SHORT TASK:
Reproduce the entries word for word, and omit any picture you find in them.

RECORDS TO USE:
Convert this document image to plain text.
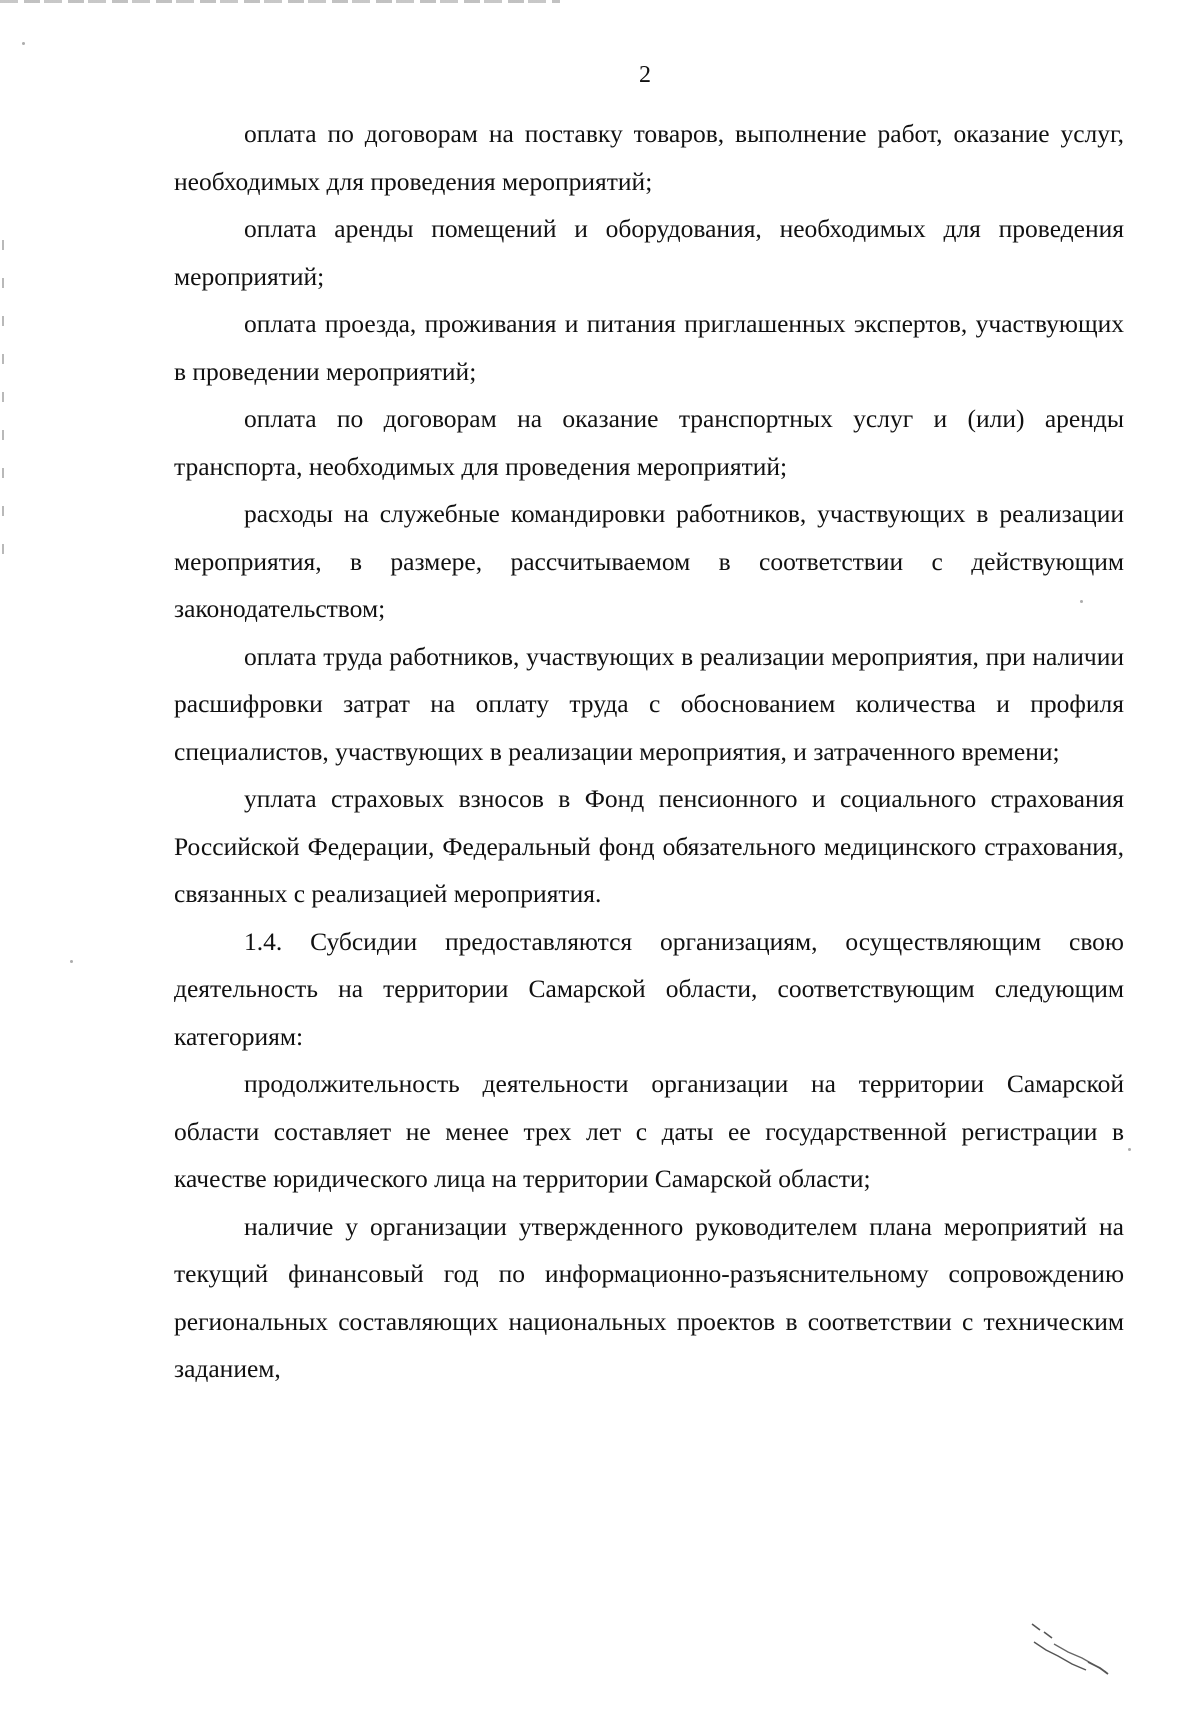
2

оплата по договорам на поставку товаров, выполнение работ, оказание услуг, необходимых для проведения мероприятий;

оплата аренды помещений и оборудования, необходимых для проведения мероприятий;

оплата проезда, проживания и питания приглашенных экспертов, участвующих в проведении мероприятий;

оплата по договорам на оказание транспортных услуг и (или) аренды транспорта, необходимых для проведения мероприятий;

расходы на служебные командировки работников, участвующих в реализации мероприятия, в размере, рассчитываемом в соответствии с действующим законодательством;

оплата труда работников, участвующих в реализации мероприятия, при наличии расшифровки затрат на оплату труда с обоснованием количества и профиля специалистов, участвующих в реализации мероприятия, и затраченного времени;

уплата страховых взносов в Фонд пенсионного и социального страхования Российской Федерации, Федеральный фонд обязательного медицинского страхования, связанных с реализацией мероприятия.

1.4. Субсидии предоставляются организациям, осуществляющим свою деятельность на территории Самарской области, соответствующим следующим категориям:

продолжительность деятельности организации на территории Самарской области составляет не менее трех лет с даты ее государственной регистрации в качестве юридического лица на территории Самарской области;

наличие у организации утвержденного руководителем плана мероприятий на текущий финансовый год по информационно-разъяснительному сопровождению региональных составляющих национальных проектов в соответствии с техническим заданием,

COMPLETE ANSWER:
Convert this document image to plain text.
2

оплата по договорам на поставку товаров, выполнение работ, оказание услуг, необходимых для проведения мероприятий;

оплата аренды помещений и оборудования, необходимых для проведения мероприятий;

оплата проезда, проживания и питания приглашенных экспертов, участвующих в проведении мероприятий;

оплата по договорам на оказание транспортных услуг и (или) аренды транспорта, необходимых для проведения мероприятий;

расходы на служебные командировки работников, участвующих в реализации мероприятия, в размере, рассчитываемом в соответствии с действующим законодательством;

оплата труда работников, участвующих в реализации мероприятия, при наличии расшифровки затрат на оплату труда с обоснованием количества и профиля специалистов, участвующих в реализации мероприятия, и затраченного времени;

уплата страховых взносов в Фонд пенсионного и социального страхования Российской Федерации, Федеральный фонд обязательного медицинского страхования, связанных с реализацией мероприятия.

1.4. Субсидии предоставляются организациям, осуществляющим свою деятельность на территории Самарской области, соответствующим следующим категориям:

продолжительность деятельности организации на территории Самарской области составляет не менее трех лет с даты ее государственной регистрации в качестве юридического лица на территории Самарской области;

наличие у организации утвержденного руководителем плана мероприятий на текущий финансовый год по информационно-разъяснительному сопровождению региональных составляющих национальных проектов в соответствии с техническим заданием,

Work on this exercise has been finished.